### 本文抜粋

ゴールデンタイムはあとから光り出す

ゴールデンタイムはあとから光り出す

記事
コラム
不器用に生きていたあの頃。

苦しかった日のほうが、
なんだか忘れられないものである。




人生のゴールデンタイム…
それは人それぞれ違うんだと思うのです。


誰かにとっては、
夢が叶った時かもしれないし、

誰かにとっては、
大切な人と過ごしていた時間かもしれない。


キラキラしていた時代を思い浮かべる人もいれば、
何かを必死に追いかけていた頃を思い出す人もいるでしょう。




正解なんてない。




最近、
少しだけ思うのです。


人生のゴールデンタイムって、
幸せだった時間じゃなくて、

苦しくても、
不器用でも、
ちゃんと生きていた時間のことも、
ありなんじゃないかなって。



あの頃の私は、
毎日悩んでいた。


周りと比べて落ち込んで、
誰かの何気ない言葉に傷ついて、
夜になるたび、
理由なく不安になって、

未来なんて、
全然キラキラして見えませんでした。


むしろ、
「早く今の自分を終わらせたい」って、
逃げ出すことばかり考えていた気がします。



なのに今、
ふと思い出すこともあり、
泣きたくなるけど、
それと同じ熱量で愛おしく感じる。


うまく笑えなかった日も、
報われなかった日も、
誰にも言えずにひとりで耐えていた日も、

全部、
ちゃんと人生だったんだなって思います。



きっと人は、
その瞬間には気づけない。


自分が大切な中にいることを。


必死に生きている最中…そんな余裕もないから。




「いつか幸せになれたら」って、
ずっと思ってました。




もっと満たされたら。
もっと愛されたら。
もっと自分を好きになれたら。




その時が、
人生のゴールデンタイムだと思ってました。


でも、
私にとって、
あとから胸に残ったのは、

コンビニ帰りの夜風とか、
眠れなくて見上げていた天井とか、
帰り道に急に泣きたくなった夕方とか、

そんな名前もつかない、
小さな瞬間たちでした。




だから今思うのです。




人生のゴールデンタイムって、
「あの頃に戻りたい」と思う時間じゃなくて、

苦しかったのに、
ちゃんと生きていて自分を、
あとから愛おしく思える時間のことかもしれないって。



あの頃に戻りたいわけじゃない。

ただ、
あんなふうに不器用に、
必死に毎日を生きていた自分を、
そっと抱きしめたくなる…

だとしたら、
今この瞬間もいつかの自分にとって、
大切なあの頃になっていくのかもしれませんね。


そう思うと、
うまくいかない今日でさえも、
少しだけ愛おしく思えたりします。




みなさんにも、
あとからそっと光り出すような時間がありますか?


今はまだ、
何も特別じゃない毎日でも、
いつか振り返った時、
泣きたくなるくらい、
愛おしい時間になっているかもしれません。

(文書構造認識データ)
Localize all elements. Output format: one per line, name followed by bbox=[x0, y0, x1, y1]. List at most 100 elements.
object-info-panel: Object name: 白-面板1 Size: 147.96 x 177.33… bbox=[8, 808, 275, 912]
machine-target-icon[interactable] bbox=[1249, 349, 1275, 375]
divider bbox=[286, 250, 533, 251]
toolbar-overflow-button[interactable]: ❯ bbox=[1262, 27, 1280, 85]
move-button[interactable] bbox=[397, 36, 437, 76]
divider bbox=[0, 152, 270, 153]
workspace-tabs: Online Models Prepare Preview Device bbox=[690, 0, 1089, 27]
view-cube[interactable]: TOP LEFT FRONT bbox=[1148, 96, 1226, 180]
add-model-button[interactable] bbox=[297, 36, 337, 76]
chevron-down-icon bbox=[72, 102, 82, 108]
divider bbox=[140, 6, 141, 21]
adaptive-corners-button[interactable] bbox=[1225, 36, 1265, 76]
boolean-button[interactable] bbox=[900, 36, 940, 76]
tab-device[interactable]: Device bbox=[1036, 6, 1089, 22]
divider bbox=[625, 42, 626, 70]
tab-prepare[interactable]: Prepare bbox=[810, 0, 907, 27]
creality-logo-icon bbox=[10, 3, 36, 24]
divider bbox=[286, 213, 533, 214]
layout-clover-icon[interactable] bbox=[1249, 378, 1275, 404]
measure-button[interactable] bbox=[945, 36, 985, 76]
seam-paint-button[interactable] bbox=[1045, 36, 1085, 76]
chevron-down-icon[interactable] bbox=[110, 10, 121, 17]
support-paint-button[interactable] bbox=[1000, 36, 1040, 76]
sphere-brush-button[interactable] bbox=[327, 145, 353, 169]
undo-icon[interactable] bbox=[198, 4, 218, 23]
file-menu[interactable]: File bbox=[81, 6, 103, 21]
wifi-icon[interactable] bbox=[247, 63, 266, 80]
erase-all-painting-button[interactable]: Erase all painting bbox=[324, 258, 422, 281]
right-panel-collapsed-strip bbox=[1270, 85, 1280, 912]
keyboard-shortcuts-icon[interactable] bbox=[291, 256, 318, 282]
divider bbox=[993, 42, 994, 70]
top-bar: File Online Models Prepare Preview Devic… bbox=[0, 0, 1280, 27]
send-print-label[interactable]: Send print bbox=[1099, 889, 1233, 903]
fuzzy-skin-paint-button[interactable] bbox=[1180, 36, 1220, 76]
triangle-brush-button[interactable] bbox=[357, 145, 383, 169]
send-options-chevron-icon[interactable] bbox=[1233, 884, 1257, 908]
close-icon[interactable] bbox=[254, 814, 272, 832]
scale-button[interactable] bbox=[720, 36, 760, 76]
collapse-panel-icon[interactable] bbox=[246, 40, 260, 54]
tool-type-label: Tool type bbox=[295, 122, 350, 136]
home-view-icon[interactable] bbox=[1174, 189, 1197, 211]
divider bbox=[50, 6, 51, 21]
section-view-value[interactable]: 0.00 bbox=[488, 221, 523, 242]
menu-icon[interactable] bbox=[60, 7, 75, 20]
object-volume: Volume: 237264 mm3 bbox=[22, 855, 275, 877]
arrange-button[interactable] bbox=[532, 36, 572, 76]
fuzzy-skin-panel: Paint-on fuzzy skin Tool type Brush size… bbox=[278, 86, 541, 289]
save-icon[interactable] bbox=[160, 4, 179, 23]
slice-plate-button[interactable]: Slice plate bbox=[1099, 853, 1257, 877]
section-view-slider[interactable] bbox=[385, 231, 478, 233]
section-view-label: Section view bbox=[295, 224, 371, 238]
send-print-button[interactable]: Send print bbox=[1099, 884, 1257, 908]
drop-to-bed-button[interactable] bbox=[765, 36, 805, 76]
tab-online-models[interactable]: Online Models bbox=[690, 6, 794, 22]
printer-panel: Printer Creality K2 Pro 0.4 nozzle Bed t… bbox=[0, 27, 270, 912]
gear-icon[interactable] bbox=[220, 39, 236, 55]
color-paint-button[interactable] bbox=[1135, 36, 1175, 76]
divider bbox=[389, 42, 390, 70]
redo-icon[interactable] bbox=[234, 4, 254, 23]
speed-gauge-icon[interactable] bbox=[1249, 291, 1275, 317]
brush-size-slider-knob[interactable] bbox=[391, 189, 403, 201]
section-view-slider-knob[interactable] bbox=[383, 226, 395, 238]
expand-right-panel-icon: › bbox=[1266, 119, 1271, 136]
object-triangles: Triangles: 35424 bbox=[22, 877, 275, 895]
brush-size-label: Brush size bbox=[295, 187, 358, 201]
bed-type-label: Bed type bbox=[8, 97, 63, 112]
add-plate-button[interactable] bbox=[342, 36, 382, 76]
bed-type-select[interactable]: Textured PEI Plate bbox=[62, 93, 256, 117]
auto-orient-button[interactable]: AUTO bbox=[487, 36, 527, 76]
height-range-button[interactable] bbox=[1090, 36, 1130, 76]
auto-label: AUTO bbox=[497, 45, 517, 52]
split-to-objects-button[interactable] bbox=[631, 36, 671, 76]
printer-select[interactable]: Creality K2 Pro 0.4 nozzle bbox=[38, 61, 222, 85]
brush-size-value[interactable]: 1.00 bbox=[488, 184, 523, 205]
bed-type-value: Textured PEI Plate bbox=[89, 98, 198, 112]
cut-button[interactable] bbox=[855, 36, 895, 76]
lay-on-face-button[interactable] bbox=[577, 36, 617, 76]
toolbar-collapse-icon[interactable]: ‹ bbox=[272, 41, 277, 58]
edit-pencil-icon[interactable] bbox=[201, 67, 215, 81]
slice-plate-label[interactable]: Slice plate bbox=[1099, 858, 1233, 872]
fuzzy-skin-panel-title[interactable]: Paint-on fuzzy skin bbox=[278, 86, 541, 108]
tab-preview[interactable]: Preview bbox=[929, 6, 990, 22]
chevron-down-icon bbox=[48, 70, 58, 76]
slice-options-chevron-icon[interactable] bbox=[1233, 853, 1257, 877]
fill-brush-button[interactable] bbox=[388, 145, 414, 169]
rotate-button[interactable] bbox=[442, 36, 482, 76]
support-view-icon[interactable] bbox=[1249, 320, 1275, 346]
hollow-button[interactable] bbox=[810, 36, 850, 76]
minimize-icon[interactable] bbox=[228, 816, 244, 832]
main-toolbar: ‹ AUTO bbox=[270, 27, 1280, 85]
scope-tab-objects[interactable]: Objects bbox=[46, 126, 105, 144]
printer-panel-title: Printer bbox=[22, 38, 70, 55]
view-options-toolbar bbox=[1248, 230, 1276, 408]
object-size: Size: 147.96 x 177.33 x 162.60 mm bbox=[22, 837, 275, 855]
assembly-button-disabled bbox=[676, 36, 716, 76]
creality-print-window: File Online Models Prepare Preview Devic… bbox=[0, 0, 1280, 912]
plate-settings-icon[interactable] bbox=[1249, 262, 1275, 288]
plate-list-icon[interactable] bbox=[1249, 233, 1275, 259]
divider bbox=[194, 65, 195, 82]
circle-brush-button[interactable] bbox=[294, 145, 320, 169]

### 課題
上のコラムによれば、人は自分が大切な時間の中にいることにその瞬間には気づけない。その理由をコラムに沿って1〜3文で説明せよ。 このデータは本文とは別の出典によるものである。

### 解答
必死に生きている最中には、自分が大切な時間の中にいると気づくだけの余裕がないからである。